→ **Extract**
Getting the basics right while also building AI systems that the business actually wanted bumped success figures up to 39%, but to truly generate financial value, the secret appeared to be threefold:

  • Ensuring machines were in a position not only to learn autonomously, but also for humans to continuously teach them and for machines to continuously teach humans.
  • Developing multiple ways for humans and machines to interact based on context.
  • Introducing extensive process change in response to what has been learned across the organisation as a result of using AI.

David Semach, a partner and head of AI and automation at Infosys Consulting for Europe, the Middle East and Africa (EMEA), agrees with the researchers that satisfaction with the technology in a financial sense is often quite low, partly because organisations “are mostly still experimenting” with it. This means it tends to be deployed in pockets rather than widely across the business.

“The investment required in AI is significant, but if it’s just done in silos, you don’t gain economies of scale, you can’t take advantage of synergies and you don’t realise the cost benefits, which means it becomes a cost-prohibitive business model in many instances,” says Semach.

Another key issue here is the fact that most companies “mistakenly” concentrate on using the software to boost the efficiency of internal processes and operating procedures, rather than for generating new revenue streams.

→ **What to work on**
1. List the three things that, according to the AI article, made up the threefold secret to generating financial value.
2. In the AI article, what figure did success rise to when companies got the basics right and built AI systems the business actually wanted?
3. Carry on the AI article from its final sentence.

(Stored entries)
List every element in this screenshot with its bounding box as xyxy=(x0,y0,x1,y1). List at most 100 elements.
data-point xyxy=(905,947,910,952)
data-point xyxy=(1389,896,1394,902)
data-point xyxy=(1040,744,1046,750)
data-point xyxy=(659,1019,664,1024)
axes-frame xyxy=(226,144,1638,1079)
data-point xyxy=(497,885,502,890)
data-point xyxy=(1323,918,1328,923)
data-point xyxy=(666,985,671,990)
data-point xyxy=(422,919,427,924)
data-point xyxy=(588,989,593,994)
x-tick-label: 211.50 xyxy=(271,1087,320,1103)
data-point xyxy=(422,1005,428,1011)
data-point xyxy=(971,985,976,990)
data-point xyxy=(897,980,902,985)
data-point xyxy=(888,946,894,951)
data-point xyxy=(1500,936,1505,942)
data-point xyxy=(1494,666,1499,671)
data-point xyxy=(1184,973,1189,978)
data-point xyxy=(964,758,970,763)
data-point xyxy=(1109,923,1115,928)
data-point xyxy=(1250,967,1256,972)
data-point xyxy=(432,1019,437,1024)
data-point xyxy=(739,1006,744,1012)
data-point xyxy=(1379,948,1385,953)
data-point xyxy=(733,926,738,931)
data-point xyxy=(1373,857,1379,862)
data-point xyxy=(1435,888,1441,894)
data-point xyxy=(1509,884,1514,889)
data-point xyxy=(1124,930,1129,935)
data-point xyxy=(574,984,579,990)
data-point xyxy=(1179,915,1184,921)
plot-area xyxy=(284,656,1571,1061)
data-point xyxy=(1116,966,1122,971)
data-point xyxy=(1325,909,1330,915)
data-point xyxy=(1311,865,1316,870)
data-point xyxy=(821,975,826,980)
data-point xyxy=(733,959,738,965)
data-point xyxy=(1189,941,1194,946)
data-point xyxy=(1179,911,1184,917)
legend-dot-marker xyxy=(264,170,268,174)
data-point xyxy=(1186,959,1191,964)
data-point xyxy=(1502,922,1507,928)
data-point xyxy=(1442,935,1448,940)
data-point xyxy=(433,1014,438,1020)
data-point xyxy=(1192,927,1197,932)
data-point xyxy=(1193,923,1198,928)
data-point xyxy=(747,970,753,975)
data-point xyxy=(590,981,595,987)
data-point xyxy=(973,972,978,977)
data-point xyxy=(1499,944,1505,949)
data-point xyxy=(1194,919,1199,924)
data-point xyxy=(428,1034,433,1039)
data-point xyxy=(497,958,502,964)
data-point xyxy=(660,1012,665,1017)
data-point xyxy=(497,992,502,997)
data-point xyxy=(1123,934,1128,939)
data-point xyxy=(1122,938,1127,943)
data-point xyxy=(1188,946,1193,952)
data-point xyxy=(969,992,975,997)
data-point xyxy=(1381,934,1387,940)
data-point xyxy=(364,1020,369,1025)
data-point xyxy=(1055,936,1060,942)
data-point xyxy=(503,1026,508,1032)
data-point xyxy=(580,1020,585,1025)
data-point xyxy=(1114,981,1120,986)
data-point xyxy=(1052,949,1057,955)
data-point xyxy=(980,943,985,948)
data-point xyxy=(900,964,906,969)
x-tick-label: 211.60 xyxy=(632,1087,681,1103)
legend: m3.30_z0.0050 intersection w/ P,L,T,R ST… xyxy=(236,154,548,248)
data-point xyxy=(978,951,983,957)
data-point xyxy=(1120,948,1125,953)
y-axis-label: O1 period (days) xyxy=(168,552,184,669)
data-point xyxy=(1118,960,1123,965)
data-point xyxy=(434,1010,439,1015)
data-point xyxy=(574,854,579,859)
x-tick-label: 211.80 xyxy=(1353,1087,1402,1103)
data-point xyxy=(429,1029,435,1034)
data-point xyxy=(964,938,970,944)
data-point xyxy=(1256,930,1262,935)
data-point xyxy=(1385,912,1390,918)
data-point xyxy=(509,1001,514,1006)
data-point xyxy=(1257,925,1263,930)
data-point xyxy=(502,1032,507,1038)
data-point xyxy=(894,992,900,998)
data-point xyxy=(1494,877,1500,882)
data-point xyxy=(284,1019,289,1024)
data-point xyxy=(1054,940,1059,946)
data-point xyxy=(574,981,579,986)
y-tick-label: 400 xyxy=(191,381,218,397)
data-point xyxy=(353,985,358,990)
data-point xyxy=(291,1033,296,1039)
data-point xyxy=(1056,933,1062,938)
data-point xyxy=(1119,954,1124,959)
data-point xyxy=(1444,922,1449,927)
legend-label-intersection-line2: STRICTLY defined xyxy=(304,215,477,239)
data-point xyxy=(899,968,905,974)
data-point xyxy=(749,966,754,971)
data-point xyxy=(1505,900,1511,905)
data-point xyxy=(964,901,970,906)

→ **Responses**
1.
- Ensuring machines could learn on their own, while humans continuously taught machines and machines continuously taught humans
- Developing multiple ways for humans and machines to interact based on context
- Introducing extensive process change in response to what the organization learned from using AI

2. 39%

3.
“Where companies struggle is if they focus on process efficiencies and the bottom line because of the level of investment required,” says Semach. “But those that focus on leveraging AI to create new business and top-line growth are starting to see longer-term benefits.”

A problem, however, is that people both in IT and the business are “restricting their thinking due to their resistance to change” as well as “concerns over their own jobs and being replaced”, he adds.

“So, it’s not just about inadequate human-to-machine interaction – it’s about companies not adopting the right strategic mindset and approach. The issue is that people are not actually truly understanding what AI can enable in order to support the business strategy, business change and potential disruption for good.”

Another consideration, says Angela Eager, research director at TechMarketView, is that adopting AI involves a steep learning curve, but most UK organisations are “fairly early on in the maturity curve”.

One of the main challenges they face relates to data, and how clean, accurate and “aligned to your purposes” it is. A key issue here is that it takes time and effort to develop and train suitable data models, especially given that there are currently few tools to help – although MLOps (machine learning operations) is starting to prove its worth here.

“A big stumbling block today is how to operationalise AI, get it into production and keep it relevant once it’s in production,” says Eager.

She explains that when creating a data model, it is important to ensure the data is “fresh and appropriate” and suitably cleansed.

“But you also need to know how to train the data model, change it in-flight and manage the lifecycle once it is deployed – and not just as a one-off,” says Eager. “Data changes all the time, so you have to constantly ensure it is generating the right business outcomes, and change things quickly if it isn’t.”

Doing so requires not just having access to the right data, but also the right skillsets, both at the technical and more general data analysis level. This means upskilling may be needed in parallel with any technical initiatives, not least to educate business users and help them understand possible use cases.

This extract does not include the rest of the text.